### [GIVEN REQUEST]
Every line from the one that contains "Serialize everything readable" to the last line of the listing below should be quoted verbatim. Pictures are excluded.

### [DATA LISTING]
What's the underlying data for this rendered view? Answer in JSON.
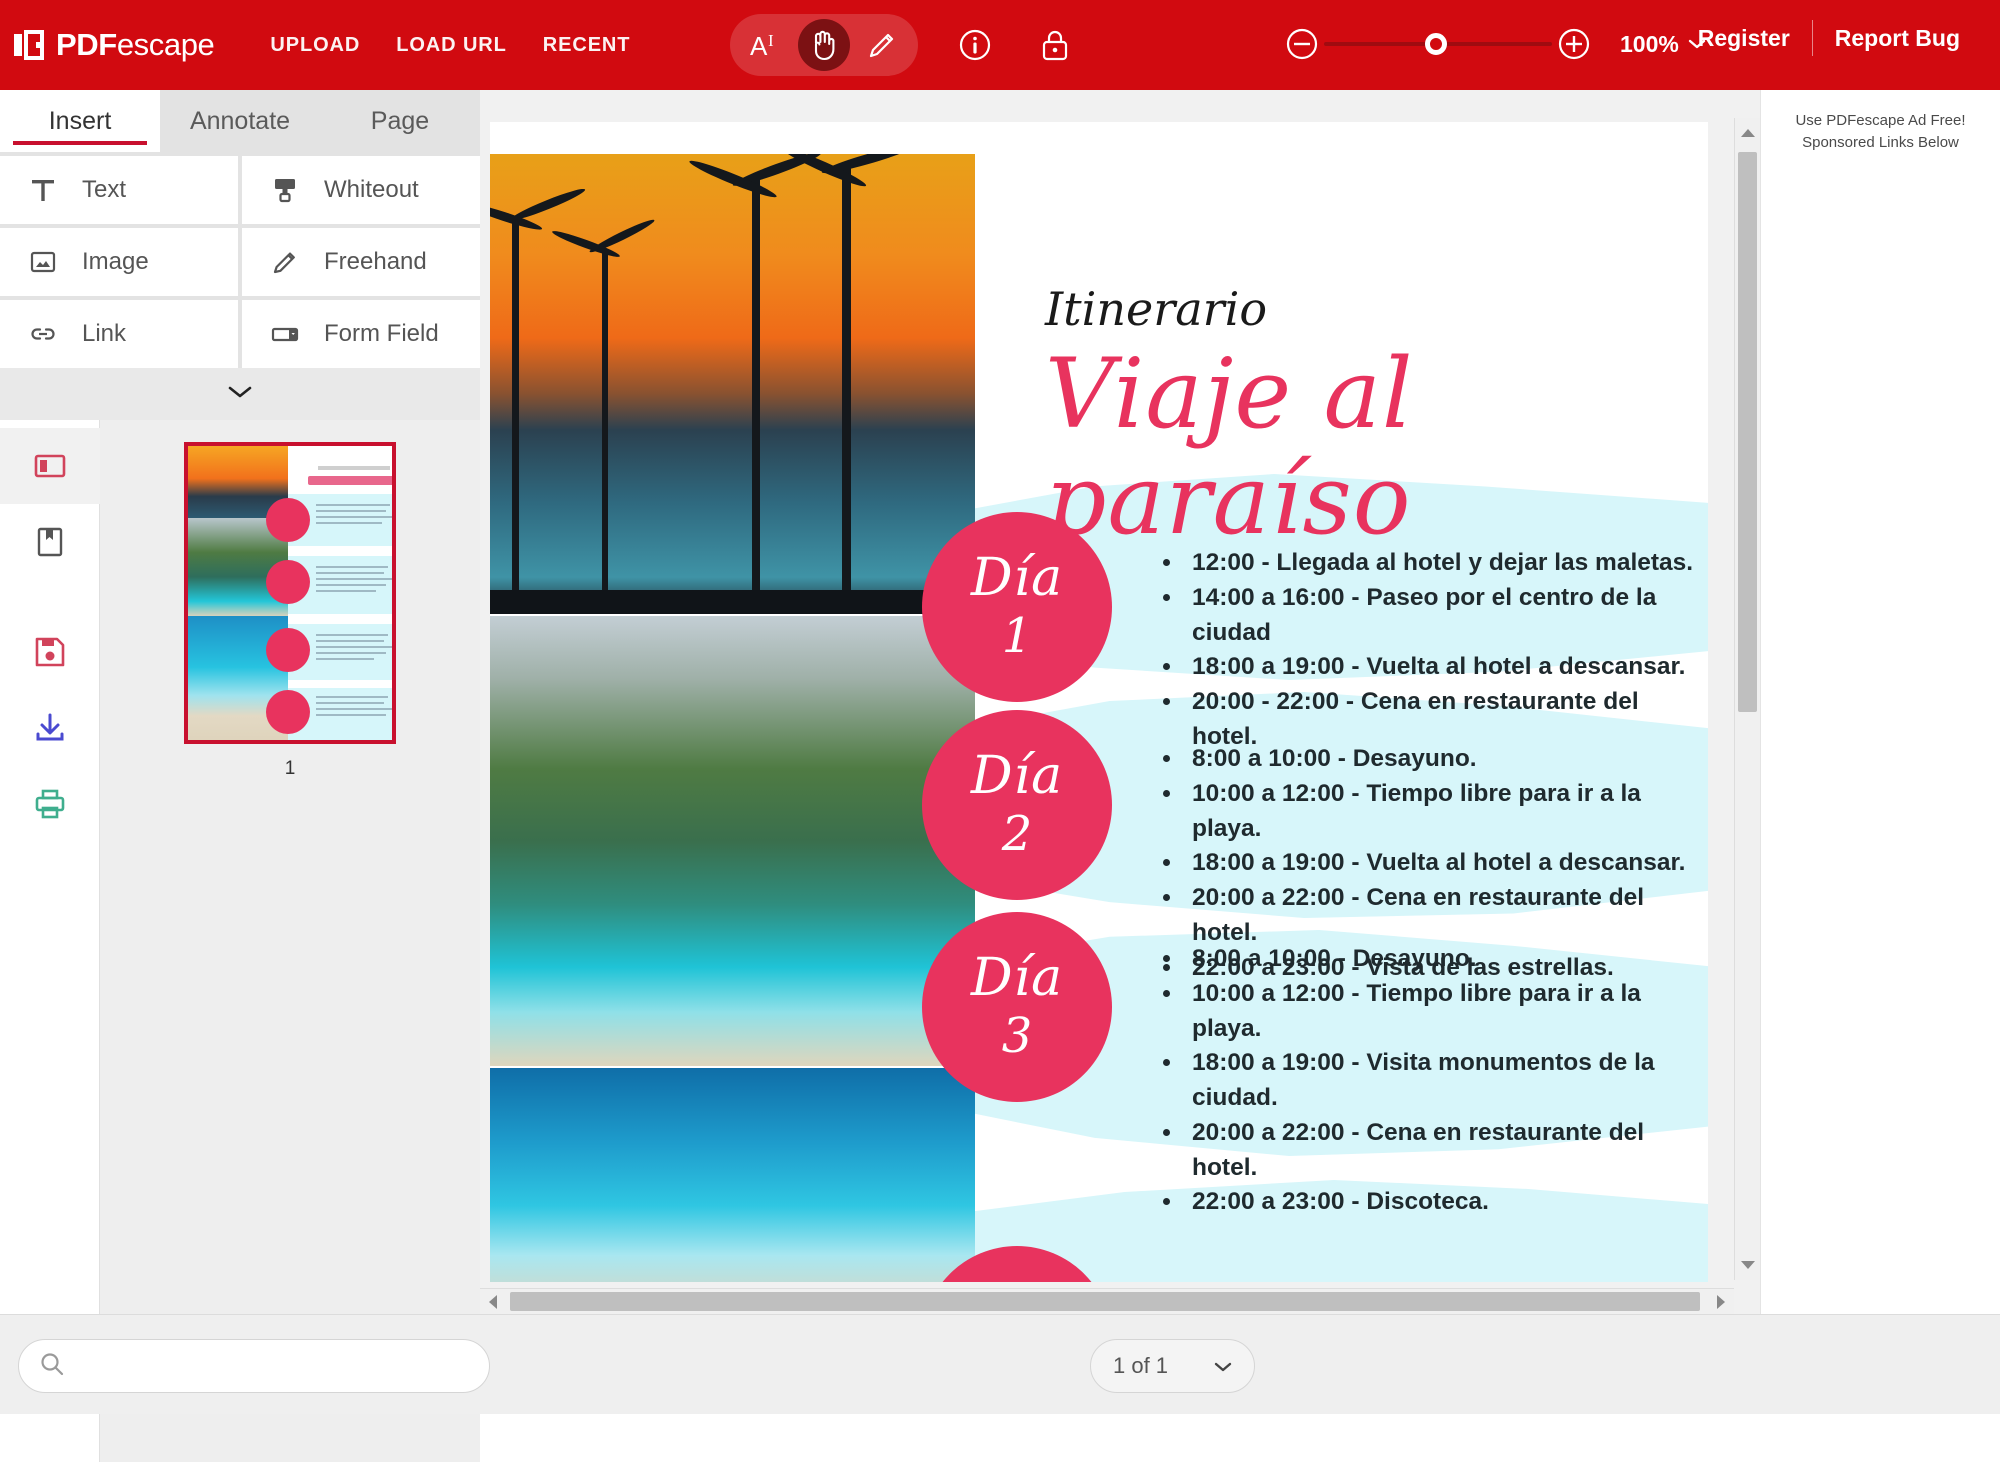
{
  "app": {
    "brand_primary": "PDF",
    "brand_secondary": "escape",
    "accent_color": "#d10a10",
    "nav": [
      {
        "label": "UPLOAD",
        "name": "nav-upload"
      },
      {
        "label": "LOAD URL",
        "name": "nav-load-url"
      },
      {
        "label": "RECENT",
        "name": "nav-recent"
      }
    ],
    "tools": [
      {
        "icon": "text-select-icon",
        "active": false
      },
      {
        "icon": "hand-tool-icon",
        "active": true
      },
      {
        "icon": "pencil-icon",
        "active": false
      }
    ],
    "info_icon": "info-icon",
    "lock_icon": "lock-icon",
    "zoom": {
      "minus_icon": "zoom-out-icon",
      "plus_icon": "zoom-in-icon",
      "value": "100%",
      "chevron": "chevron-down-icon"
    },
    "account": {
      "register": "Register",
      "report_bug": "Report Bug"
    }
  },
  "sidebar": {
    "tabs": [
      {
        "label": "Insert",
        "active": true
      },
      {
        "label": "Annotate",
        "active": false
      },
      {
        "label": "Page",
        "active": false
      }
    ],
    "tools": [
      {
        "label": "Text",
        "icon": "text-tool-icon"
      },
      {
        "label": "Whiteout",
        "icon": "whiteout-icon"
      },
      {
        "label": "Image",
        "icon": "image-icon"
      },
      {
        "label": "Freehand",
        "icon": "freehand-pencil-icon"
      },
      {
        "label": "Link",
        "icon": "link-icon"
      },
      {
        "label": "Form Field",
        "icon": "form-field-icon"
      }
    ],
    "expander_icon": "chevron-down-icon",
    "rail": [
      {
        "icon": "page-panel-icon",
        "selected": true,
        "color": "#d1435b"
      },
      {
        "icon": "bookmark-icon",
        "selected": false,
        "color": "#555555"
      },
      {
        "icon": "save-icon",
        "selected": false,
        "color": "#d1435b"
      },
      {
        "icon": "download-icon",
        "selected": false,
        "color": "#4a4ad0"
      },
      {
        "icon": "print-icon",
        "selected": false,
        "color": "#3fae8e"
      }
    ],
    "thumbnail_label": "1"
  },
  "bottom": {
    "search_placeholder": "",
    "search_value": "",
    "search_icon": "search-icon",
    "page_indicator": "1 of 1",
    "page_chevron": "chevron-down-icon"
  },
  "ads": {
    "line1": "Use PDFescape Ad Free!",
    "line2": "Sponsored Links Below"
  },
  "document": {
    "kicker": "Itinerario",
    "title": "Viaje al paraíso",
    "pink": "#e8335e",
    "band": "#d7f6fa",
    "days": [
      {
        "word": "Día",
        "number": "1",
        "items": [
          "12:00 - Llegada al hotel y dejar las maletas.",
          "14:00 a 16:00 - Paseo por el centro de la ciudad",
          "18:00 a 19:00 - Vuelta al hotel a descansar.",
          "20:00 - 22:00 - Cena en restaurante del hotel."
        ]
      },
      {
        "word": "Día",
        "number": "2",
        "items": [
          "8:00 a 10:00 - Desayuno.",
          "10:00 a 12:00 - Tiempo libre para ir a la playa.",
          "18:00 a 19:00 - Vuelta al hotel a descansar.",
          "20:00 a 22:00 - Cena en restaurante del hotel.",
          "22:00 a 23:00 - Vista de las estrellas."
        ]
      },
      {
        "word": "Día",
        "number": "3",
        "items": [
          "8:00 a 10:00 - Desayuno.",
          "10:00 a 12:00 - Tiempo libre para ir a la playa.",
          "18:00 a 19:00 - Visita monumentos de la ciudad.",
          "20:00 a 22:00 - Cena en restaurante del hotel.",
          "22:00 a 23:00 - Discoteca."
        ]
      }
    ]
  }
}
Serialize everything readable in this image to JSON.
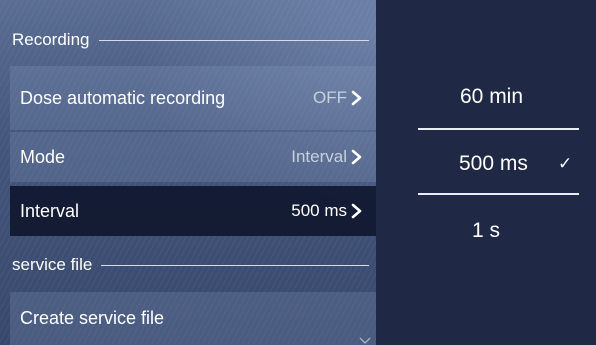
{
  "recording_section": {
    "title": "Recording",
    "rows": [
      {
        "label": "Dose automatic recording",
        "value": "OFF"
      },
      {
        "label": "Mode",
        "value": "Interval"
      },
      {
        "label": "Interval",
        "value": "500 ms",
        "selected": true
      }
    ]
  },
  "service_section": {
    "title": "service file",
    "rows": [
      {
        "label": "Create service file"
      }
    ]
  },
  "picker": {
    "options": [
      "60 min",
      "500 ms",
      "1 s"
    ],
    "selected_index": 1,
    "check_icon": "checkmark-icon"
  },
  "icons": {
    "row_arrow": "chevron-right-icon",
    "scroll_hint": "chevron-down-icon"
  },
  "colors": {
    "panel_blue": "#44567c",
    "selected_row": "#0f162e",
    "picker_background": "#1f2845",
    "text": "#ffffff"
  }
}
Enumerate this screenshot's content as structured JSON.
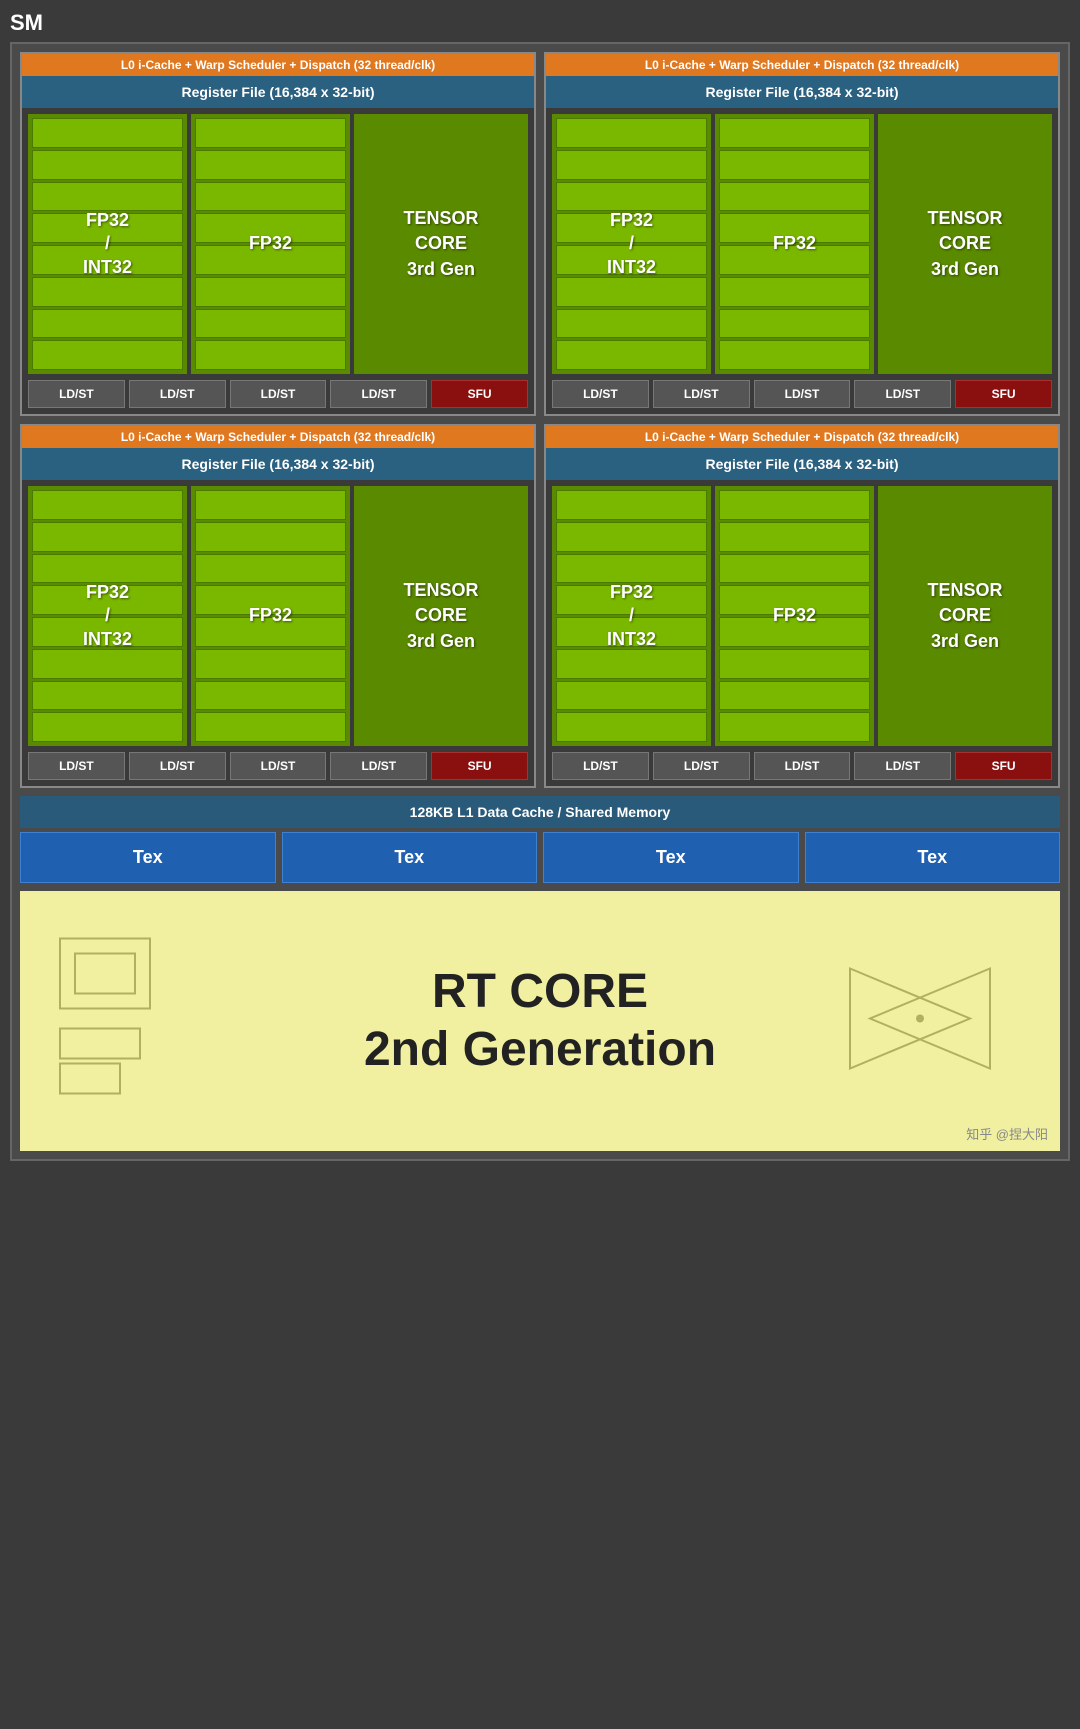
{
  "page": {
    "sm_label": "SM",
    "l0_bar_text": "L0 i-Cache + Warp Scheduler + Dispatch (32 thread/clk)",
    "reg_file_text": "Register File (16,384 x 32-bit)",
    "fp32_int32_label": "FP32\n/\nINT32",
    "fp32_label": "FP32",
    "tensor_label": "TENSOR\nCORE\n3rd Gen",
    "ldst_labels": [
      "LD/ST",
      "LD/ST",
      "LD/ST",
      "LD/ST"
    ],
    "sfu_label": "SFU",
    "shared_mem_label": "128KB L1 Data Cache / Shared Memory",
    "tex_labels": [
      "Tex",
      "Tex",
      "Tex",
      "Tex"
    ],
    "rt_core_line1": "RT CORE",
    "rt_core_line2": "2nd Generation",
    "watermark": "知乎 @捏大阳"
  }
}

### [EXERCISE RESPONSE]
Serialize everything readable in this image to JSON.
{
  "recording_section": {
    "title": "Recording",
    "rows": [
      {
        "label": "Dose automatic recording",
        "value": "OFF"
      },
      {
        "label": "Mode",
        "value": "Interval"
      },
      {
        "label": "Interval",
        "value": "500 ms",
        "selected": true
      }
    ]
  },
  "service_section": {
    "title": "service file",
    "rows": [
      {
        "label": "Create service file"
      }
    ]
  },
  "picker": {
    "options": [
      "60 min",
      "500 ms",
      "1 s"
    ],
    "selected_index": 1,
    "check_icon": "checkmark-icon"
  },
  "icons": {
    "row_arrow": "chevron-right-icon",
    "scroll_hint": "chevron-down-icon"
  },
  "colors": {
    "panel_blue": "#44567c",
    "selected_row": "#0f162e",
    "picker_background": "#1f2845",
    "text": "#ffffff"
  }
}
Enumerate this screenshot's content as structured JSON.
{
  "page": {
    "sm_label": "SM",
    "l0_bar_text": "L0 i-Cache + Warp Scheduler + Dispatch (32 thread/clk)",
    "reg_file_text": "Register File (16,384 x 32-bit)",
    "fp32_int32_label": "FP32\n/\nINT32",
    "fp32_label": "FP32",
    "tensor_label": "TENSOR\nCORE\n3rd Gen",
    "ldst_labels": [
      "LD/ST",
      "LD/ST",
      "LD/ST",
      "LD/ST"
    ],
    "sfu_label": "SFU",
    "shared_mem_label": "128KB L1 Data Cache / Shared Memory",
    "tex_labels": [
      "Tex",
      "Tex",
      "Tex",
      "Tex"
    ],
    "rt_core_line1": "RT CORE",
    "rt_core_line2": "2nd Generation",
    "watermark": "知乎 @捏大阳"
  }
}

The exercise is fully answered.